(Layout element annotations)
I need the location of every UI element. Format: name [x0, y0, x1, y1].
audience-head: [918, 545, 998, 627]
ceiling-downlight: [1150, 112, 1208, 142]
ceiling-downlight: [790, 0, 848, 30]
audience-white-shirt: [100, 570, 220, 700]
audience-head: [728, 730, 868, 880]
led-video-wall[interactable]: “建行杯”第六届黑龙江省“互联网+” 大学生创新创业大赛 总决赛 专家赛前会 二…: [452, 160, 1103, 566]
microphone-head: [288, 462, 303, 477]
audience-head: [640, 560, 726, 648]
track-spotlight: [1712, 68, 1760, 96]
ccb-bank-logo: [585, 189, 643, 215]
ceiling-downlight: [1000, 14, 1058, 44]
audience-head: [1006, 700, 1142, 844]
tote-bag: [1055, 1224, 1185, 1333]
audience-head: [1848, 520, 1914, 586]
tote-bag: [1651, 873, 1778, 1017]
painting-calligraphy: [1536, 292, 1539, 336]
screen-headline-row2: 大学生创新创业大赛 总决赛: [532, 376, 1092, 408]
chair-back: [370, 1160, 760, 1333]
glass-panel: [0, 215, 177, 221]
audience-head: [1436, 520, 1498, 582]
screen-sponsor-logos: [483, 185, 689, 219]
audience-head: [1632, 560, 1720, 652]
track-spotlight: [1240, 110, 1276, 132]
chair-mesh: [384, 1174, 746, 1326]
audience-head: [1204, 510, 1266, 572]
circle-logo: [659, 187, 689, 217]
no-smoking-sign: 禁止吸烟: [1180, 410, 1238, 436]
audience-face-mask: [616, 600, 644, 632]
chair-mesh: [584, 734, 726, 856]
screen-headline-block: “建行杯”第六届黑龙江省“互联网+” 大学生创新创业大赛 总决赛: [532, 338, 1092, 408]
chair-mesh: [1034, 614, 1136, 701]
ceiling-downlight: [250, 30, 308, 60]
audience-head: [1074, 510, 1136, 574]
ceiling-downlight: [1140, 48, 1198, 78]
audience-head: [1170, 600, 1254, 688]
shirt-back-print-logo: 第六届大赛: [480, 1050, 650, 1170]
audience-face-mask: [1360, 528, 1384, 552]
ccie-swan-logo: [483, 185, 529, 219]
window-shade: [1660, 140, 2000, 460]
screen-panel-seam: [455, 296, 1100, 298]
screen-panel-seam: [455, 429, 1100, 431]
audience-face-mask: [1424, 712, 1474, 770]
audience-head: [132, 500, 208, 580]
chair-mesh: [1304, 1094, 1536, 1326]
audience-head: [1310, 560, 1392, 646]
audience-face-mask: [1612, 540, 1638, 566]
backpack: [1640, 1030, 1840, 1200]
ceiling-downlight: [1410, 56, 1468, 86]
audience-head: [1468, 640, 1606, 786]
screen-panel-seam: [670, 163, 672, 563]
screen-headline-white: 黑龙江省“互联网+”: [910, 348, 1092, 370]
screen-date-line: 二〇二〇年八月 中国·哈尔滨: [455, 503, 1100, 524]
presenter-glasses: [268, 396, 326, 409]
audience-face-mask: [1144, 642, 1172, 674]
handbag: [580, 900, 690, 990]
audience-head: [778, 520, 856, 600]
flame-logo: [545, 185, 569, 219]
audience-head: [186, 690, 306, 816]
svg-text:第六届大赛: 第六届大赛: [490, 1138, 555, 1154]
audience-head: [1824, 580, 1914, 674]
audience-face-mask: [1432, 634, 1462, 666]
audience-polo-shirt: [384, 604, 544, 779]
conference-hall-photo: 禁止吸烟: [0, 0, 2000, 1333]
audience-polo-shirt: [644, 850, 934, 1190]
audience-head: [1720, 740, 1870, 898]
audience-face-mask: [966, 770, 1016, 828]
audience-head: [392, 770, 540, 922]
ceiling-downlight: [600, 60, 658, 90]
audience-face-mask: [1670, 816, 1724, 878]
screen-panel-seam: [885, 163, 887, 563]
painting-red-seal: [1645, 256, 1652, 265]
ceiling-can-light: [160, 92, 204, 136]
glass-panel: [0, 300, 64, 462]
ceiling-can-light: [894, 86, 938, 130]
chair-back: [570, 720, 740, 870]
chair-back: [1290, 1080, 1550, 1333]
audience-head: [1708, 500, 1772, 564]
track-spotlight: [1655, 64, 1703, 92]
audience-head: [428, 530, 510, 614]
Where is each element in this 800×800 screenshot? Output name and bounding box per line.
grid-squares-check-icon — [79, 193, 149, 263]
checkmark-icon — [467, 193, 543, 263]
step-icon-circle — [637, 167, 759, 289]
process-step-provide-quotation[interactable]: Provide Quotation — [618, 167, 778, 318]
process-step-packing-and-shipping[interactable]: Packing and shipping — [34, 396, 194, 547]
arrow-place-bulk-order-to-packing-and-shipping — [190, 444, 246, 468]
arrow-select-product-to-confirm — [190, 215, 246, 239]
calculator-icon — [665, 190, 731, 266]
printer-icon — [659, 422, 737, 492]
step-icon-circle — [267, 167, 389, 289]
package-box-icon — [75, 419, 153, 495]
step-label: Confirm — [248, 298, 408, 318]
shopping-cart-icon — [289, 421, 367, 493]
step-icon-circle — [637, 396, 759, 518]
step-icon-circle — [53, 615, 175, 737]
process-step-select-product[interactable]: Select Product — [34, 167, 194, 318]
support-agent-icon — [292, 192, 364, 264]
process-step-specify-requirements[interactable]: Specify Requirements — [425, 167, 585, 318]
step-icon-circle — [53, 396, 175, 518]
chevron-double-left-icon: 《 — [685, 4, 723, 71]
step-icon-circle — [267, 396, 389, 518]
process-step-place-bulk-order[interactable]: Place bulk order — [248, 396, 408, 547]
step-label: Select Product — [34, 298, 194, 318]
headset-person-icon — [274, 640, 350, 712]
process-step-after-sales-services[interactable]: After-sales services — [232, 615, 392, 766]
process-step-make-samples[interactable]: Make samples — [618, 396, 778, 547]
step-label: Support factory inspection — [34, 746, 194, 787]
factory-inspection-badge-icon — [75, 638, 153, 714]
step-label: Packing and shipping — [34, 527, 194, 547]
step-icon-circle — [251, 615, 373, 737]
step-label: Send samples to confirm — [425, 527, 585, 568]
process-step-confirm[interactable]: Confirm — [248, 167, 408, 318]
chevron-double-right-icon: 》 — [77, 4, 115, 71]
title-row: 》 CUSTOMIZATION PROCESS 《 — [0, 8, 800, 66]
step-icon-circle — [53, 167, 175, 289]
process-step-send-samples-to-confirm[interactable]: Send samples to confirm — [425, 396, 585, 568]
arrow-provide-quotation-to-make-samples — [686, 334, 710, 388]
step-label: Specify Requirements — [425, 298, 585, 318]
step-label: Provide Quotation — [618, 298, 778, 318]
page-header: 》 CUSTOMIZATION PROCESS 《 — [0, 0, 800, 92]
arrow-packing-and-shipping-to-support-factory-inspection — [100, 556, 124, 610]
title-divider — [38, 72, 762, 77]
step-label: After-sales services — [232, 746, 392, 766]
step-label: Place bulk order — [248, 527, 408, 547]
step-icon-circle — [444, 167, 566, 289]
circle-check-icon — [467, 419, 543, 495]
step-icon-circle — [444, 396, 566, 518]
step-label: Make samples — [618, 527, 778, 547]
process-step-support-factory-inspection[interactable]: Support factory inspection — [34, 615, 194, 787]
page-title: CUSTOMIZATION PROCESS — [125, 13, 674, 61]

• **Task directions**
Update the lines above by replacing every "audience-head" with "attendee-head" and leaving everything else unchanged.

• **Exercise response**
I need the location of every UI element. Format: name [x0, y0, x1, y1].
attendee-head: [918, 545, 998, 627]
ceiling-downlight: [1150, 112, 1208, 142]
ceiling-downlight: [790, 0, 848, 30]
audience-white-shirt: [100, 570, 220, 700]
attendee-head: [728, 730, 868, 880]
led-video-wall[interactable]: “建行杯”第六届黑龙江省“互联网+” 大学生创新创业大赛 总决赛 专家赛前会 二…: [452, 160, 1103, 566]
microphone-head: [288, 462, 303, 477]
attendee-head: [640, 560, 726, 648]
track-spotlight: [1712, 68, 1760, 96]
ccb-bank-logo: [585, 189, 643, 215]
ceiling-downlight: [1000, 14, 1058, 44]
attendee-head: [1006, 700, 1142, 844]
tote-bag: [1055, 1224, 1185, 1333]
attendee-head: [1848, 520, 1914, 586]
tote-bag: [1651, 873, 1778, 1017]
painting-calligraphy: [1536, 292, 1539, 336]
screen-headline-row2: 大学生创新创业大赛 总决赛: [532, 376, 1092, 408]
chair-back: [370, 1160, 760, 1333]
glass-panel: [0, 215, 177, 221]
attendee-head: [1436, 520, 1498, 582]
screen-sponsor-logos: [483, 185, 689, 219]
attendee-head: [1632, 560, 1720, 652]
track-spotlight: [1240, 110, 1276, 132]
chair-mesh: [384, 1174, 746, 1326]
attendee-head: [1204, 510, 1266, 572]
circle-logo: [659, 187, 689, 217]
no-smoking-sign: 禁止吸烟: [1180, 410, 1238, 436]
audience-face-mask: [616, 600, 644, 632]
chair-mesh: [584, 734, 726, 856]
screen-headline-block: “建行杯”第六届黑龙江省“互联网+” 大学生创新创业大赛 总决赛: [532, 338, 1092, 408]
chair-mesh: [1034, 614, 1136, 701]
ceiling-downlight: [250, 30, 308, 60]
attendee-head: [1074, 510, 1136, 574]
ceiling-downlight: [1140, 48, 1198, 78]
attendee-head: [1170, 600, 1254, 688]
shirt-back-print-logo: 第六届大赛: [480, 1050, 650, 1170]
audience-face-mask: [1360, 528, 1384, 552]
ccie-swan-logo: [483, 185, 529, 219]
window-shade: [1660, 140, 2000, 460]
screen-panel-seam: [455, 296, 1100, 298]
screen-panel-seam: [455, 429, 1100, 431]
audience-face-mask: [1424, 712, 1474, 770]
attendee-head: [132, 500, 208, 580]
chair-mesh: [1304, 1094, 1536, 1326]
attendee-head: [1310, 560, 1392, 646]
audience-face-mask: [1612, 540, 1638, 566]
backpack: [1640, 1030, 1840, 1200]
ceiling-downlight: [1410, 56, 1468, 86]
attendee-head: [1468, 640, 1606, 786]
screen-panel-seam: [670, 163, 672, 563]
screen-headline-white: 黑龙江省“互联网+”: [910, 348, 1092, 370]
screen-date-line: 二〇二〇年八月 中国·哈尔滨: [455, 503, 1100, 524]
presenter-glasses: [268, 396, 326, 409]
audience-face-mask: [1144, 642, 1172, 674]
handbag: [580, 900, 690, 990]
attendee-head: [778, 520, 856, 600]
flame-logo: [545, 185, 569, 219]
attendee-head: [186, 690, 306, 816]
svg-text:第六届大赛: 第六届大赛: [490, 1138, 555, 1154]
attendee-head: [1824, 580, 1914, 674]
audience-face-mask: [1432, 634, 1462, 666]
audience-polo-shirt: [384, 604, 544, 779]
conference-hall-photo: 禁止吸烟: [0, 0, 2000, 1333]
audience-polo-shirt: [644, 850, 934, 1190]
attendee-head: [1720, 740, 1870, 898]
audience-face-mask: [966, 770, 1016, 828]
attendee-head: [392, 770, 540, 922]
ceiling-downlight: [600, 60, 658, 90]
audience-face-mask: [1670, 816, 1724, 878]
screen-panel-seam: [885, 163, 887, 563]
painting-red-seal: [1645, 256, 1652, 265]
ceiling-can-light: [160, 92, 204, 136]
glass-panel: [0, 300, 64, 462]
ceiling-can-light: [894, 86, 938, 130]
chair-back: [570, 720, 740, 870]
chair-back: [1290, 1080, 1550, 1333]
attendee-head: [1708, 500, 1772, 564]
track-spotlight: [1655, 64, 1703, 92]
attendee-head: [428, 530, 510, 614]
Where is each element in this 800×800 screenshot? Output name and bounding box per line.
grid-squares-check-icon — [79, 193, 149, 263]
checkmark-icon — [467, 193, 543, 263]
step-icon-circle — [637, 167, 759, 289]
process-step-provide-quotation[interactable]: Provide Quotation — [618, 167, 778, 318]
process-step-packing-and-shipping[interactable]: Packing and shipping — [34, 396, 194, 547]
arrow-place-bulk-order-to-packing-and-shipping — [190, 444, 246, 468]
arrow-select-product-to-confirm — [190, 215, 246, 239]
calculator-icon — [665, 190, 731, 266]
printer-icon — [659, 422, 737, 492]
step-icon-circle — [267, 167, 389, 289]
package-box-icon — [75, 419, 153, 495]
step-label: Confirm — [248, 298, 408, 318]
shopping-cart-icon — [289, 421, 367, 493]
step-icon-circle — [637, 396, 759, 518]
step-icon-circle — [53, 615, 175, 737]
process-step-select-product[interactable]: Select Product — [34, 167, 194, 318]
support-agent-icon — [292, 192, 364, 264]
process-step-specify-requirements[interactable]: Specify Requirements — [425, 167, 585, 318]
step-icon-circle — [53, 396, 175, 518]
chevron-double-left-icon: 《 — [685, 4, 723, 71]
step-icon-circle — [267, 396, 389, 518]
process-step-place-bulk-order[interactable]: Place bulk order — [248, 396, 408, 547]
step-label: Select Product — [34, 298, 194, 318]
headset-person-icon — [274, 640, 350, 712]
process-step-after-sales-services[interactable]: After-sales services — [232, 615, 392, 766]
process-step-make-samples[interactable]: Make samples — [618, 396, 778, 547]
step-label: Support factory inspection — [34, 746, 194, 787]
factory-inspection-badge-icon — [75, 638, 153, 714]
step-label: Packing and shipping — [34, 527, 194, 547]
step-icon-circle — [251, 615, 373, 737]
step-label: Send samples to confirm — [425, 527, 585, 568]
process-step-confirm[interactable]: Confirm — [248, 167, 408, 318]
chevron-double-right-icon: 》 — [77, 4, 115, 71]
title-row: 》 CUSTOMIZATION PROCESS 《 — [0, 8, 800, 66]
step-icon-circle — [53, 167, 175, 289]
process-step-send-samples-to-confirm[interactable]: Send samples to confirm — [425, 396, 585, 568]
arrow-provide-quotation-to-make-samples — [686, 334, 710, 388]
step-label: Specify Requirements — [425, 298, 585, 318]
step-label: Provide Quotation — [618, 298, 778, 318]
page-header: 》 CUSTOMIZATION PROCESS 《 — [0, 0, 800, 92]
arrow-packing-and-shipping-to-support-factory-inspection — [100, 556, 124, 610]
title-divider — [38, 72, 762, 77]
step-label: After-sales services — [232, 746, 392, 766]
step-label: Place bulk order — [248, 527, 408, 547]
step-icon-circle — [444, 167, 566, 289]
circle-check-icon — [467, 419, 543, 495]
step-icon-circle — [444, 396, 566, 518]
step-label: Make samples — [618, 527, 778, 547]
process-step-support-factory-inspection[interactable]: Support factory inspection — [34, 615, 194, 787]
page-title: CUSTOMIZATION PROCESS — [125, 13, 674, 61]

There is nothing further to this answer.